• WRITTEN TASK:
Find the word "súlade" in the data. Return every line where it appears.

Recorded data
↓
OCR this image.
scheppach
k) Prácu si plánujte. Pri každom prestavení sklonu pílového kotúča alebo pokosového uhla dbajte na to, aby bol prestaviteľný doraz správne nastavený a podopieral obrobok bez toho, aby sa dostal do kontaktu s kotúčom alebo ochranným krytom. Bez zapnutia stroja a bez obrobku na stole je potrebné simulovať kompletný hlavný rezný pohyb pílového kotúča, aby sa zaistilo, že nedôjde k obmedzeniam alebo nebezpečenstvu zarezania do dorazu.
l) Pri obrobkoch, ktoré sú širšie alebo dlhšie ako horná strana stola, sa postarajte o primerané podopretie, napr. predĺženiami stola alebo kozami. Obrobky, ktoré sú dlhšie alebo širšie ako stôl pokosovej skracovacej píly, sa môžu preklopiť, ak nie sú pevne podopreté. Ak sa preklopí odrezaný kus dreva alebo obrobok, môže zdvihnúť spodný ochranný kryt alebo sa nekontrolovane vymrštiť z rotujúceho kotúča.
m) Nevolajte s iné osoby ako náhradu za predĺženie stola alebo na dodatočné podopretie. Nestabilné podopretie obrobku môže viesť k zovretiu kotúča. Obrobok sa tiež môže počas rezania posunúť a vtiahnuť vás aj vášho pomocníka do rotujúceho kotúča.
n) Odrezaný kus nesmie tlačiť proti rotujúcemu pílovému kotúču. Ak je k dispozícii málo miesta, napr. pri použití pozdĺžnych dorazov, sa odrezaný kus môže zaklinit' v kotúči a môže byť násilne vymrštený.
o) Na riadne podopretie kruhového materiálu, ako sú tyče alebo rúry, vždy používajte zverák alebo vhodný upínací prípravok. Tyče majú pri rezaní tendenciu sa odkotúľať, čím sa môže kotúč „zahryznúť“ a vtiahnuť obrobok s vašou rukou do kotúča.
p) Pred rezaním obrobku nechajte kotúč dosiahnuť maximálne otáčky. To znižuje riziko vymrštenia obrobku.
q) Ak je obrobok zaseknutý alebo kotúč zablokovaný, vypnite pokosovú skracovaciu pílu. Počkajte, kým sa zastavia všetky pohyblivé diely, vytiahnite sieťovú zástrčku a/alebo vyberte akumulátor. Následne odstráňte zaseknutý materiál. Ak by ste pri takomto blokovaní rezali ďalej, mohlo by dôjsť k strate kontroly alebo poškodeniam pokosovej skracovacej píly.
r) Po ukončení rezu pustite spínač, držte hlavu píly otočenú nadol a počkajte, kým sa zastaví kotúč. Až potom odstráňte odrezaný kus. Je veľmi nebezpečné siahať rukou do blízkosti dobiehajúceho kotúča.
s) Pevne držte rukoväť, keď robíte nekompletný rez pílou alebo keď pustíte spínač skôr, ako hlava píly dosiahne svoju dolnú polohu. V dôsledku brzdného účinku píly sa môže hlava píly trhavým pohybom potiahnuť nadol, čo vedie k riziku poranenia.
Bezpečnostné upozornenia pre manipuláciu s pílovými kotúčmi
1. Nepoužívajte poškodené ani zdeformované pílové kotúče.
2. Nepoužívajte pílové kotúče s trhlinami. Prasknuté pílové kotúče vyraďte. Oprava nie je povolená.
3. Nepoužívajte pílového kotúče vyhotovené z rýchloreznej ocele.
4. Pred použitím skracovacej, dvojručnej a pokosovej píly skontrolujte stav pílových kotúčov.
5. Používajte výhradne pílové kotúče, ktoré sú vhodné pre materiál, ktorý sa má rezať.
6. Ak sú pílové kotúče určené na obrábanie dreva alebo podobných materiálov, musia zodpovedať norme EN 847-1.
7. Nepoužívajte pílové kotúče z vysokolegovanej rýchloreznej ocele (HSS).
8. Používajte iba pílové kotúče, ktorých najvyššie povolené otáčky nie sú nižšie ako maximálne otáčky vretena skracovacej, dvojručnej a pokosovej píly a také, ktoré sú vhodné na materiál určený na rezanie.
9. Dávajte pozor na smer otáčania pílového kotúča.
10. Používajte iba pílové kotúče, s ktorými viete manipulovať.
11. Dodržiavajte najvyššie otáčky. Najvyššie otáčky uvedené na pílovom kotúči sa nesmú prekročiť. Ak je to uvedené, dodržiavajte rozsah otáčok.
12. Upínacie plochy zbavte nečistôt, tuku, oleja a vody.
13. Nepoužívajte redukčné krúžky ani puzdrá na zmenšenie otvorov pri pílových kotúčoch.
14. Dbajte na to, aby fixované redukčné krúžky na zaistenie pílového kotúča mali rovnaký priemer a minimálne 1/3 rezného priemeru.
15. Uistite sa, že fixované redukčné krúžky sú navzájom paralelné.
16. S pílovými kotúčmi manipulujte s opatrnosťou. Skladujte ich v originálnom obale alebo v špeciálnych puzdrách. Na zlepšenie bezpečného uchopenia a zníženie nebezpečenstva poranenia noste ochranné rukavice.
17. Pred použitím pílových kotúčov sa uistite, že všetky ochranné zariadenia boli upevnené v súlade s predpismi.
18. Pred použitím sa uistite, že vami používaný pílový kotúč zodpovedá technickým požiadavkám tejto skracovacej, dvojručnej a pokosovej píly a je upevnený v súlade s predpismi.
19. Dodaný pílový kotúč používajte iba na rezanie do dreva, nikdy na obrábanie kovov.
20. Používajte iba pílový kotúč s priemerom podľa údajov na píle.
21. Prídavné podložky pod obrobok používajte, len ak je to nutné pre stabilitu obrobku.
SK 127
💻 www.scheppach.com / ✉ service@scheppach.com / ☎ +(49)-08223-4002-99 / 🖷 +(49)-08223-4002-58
↑
• ANSWER FOR THE TASK:
17. Pred použitím pílových kotúčov sa uistite, že všetky ochranné zariadenia boli upevnené v súlade s predpismi.
18. Pred použitím sa uistite, že vami používaný pílový kotúč zodpovedá technickým požiadavkám tejto skracovacej, dvojručnej a pokosovej píly a je upevnený v súlade s predpismi.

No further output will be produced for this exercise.